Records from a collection
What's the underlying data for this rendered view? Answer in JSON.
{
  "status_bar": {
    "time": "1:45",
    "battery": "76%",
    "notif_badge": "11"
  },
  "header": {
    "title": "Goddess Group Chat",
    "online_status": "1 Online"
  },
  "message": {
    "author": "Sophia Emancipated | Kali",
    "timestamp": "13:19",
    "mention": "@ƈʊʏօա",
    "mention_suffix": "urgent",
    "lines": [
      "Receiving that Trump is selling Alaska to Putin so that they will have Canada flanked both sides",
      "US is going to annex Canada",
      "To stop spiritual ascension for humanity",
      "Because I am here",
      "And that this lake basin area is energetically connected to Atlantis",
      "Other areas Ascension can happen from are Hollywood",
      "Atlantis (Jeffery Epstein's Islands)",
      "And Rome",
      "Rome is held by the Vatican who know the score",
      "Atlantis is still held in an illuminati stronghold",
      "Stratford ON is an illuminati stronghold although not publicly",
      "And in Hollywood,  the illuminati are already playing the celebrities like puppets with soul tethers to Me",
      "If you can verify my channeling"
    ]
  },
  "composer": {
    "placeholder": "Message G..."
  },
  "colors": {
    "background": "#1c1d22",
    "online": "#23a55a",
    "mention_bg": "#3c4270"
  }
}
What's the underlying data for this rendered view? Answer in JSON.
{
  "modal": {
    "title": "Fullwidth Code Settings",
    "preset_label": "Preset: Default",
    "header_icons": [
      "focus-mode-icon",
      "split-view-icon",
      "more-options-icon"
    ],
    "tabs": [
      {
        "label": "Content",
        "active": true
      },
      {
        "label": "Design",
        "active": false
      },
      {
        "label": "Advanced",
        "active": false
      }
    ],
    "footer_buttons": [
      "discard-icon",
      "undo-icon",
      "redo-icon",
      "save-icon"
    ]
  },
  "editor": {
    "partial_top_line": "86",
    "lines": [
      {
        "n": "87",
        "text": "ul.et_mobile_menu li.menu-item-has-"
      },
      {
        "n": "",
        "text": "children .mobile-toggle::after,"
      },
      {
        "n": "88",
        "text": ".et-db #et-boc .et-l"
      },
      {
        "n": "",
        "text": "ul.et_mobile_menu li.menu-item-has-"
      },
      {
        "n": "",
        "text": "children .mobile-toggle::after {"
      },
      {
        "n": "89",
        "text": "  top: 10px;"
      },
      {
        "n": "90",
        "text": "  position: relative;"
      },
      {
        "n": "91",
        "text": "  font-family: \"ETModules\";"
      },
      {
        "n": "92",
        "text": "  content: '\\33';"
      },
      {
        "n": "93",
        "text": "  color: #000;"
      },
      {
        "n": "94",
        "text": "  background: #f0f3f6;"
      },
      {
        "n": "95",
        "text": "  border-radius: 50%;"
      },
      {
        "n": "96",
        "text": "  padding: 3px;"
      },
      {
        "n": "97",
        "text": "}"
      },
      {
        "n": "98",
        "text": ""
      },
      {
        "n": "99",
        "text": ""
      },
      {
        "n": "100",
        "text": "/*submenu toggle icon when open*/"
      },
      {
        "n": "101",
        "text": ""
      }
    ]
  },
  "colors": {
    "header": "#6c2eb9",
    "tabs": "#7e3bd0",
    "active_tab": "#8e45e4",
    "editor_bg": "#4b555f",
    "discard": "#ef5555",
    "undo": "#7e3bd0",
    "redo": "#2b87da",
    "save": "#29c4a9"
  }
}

What is asked - Print all of the data exactly as it was given.

Answer -
What's the underlying data for this rendered view? Answer in JSON.
{
  "status_bar": {
    "time": "1:45",
    "battery": "76%",
    "notif_badge": "11"
  },
  "header": {
    "title": "Goddess Group Chat",
    "online_status": "1 Online"
  },
  "message": {
    "author": "Sophia Emancipated | Kali",
    "timestamp": "13:19",
    "mention": "@ƈʊʏօա",
    "mention_suffix": "urgent",
    "lines": [
      "Receiving that Trump is selling Alaska to Putin so that they will have Canada flanked both sides",
      "US is going to annex Canada",
      "To stop spiritual ascension for humanity",
      "Because I am here",
      "And that this lake basin area is energetically connected to Atlantis",
      "Other areas Ascension can happen from are Hollywood",
      "Atlantis (Jeffery Epstein's Islands)",
      "And Rome",
      "Rome is held by the Vatican who know the score",
      "Atlantis is still held in an illuminati stronghold",
      "Stratford ON is an illuminati stronghold although not publicly",
      "And in Hollywood,  the illuminati are already playing the celebrities like puppets with soul tethers to Me",
      "If you can verify my channeling"
    ]
  },
  "composer": {
    "placeholder": "Message G..."
  },
  "colors": {
    "background": "#1c1d22",
    "online": "#23a55a",
    "mention_bg": "#3c4270"
  }
}
What's the underlying data for this rendered view? Answer in JSON.
{
  "modal": {
    "title": "Fullwidth Code Settings",
    "preset_label": "Preset: Default",
    "header_icons": [
      "focus-mode-icon",
      "split-view-icon",
      "more-options-icon"
    ],
    "tabs": [
      {
        "label": "Content",
        "active": true
      },
      {
        "label": "Design",
        "active": false
      },
      {
        "label": "Advanced",
        "active": false
      }
    ],
    "footer_buttons": [
      "discard-icon",
      "undo-icon",
      "redo-icon",
      "save-icon"
    ]
  },
  "editor": {
    "partial_top_line": "86",
    "lines": [
      {
        "n": "87",
        "text": "ul.et_mobile_menu li.menu-item-has-"
      },
      {
        "n": "",
        "text": "children .mobile-toggle::after,"
      },
      {
        "n": "88",
        "text": ".et-db #et-boc .et-l"
      },
      {
        "n": "",
        "text": "ul.et_mobile_menu li.menu-item-has-"
      },
      {
        "n": "",
        "text": "children .mobile-toggle::after {"
      },
      {
        "n": "89",
        "text": "  top: 10px;"
      },
      {
        "n": "90",
        "text": "  position: relative;"
      },
      {
        "n": "91",
        "text": "  font-family: \"ETModules\";"
      },
      {
        "n": "92",
        "text": "  content: '\\33';"
      },
      {
        "n": "93",
        "text": "  color: #000;"
      },
      {
        "n": "94",
        "text": "  background: #f0f3f6;"
      },
      {
        "n": "95",
        "text": "  border-radius: 50%;"
      },
      {
        "n": "96",
        "text": "  padding: 3px;"
      },
      {
        "n": "97",
        "text": "}"
      },
      {
        "n": "98",
        "text": ""
      },
      {
        "n": "99",
        "text": ""
      },
      {
        "n": "100",
        "text": "/*submenu toggle icon when open*/"
      },
      {
        "n": "101",
        "text": ""
      }
    ]
  },
  "colors": {
    "header": "#6c2eb9",
    "tabs": "#7e3bd0",
    "active_tab": "#8e45e4",
    "editor_bg": "#4b555f",
    "discard": "#ef5555",
    "undo": "#7e3bd0",
    "redo": "#2b87da",
    "save": "#29c4a9"
  }
}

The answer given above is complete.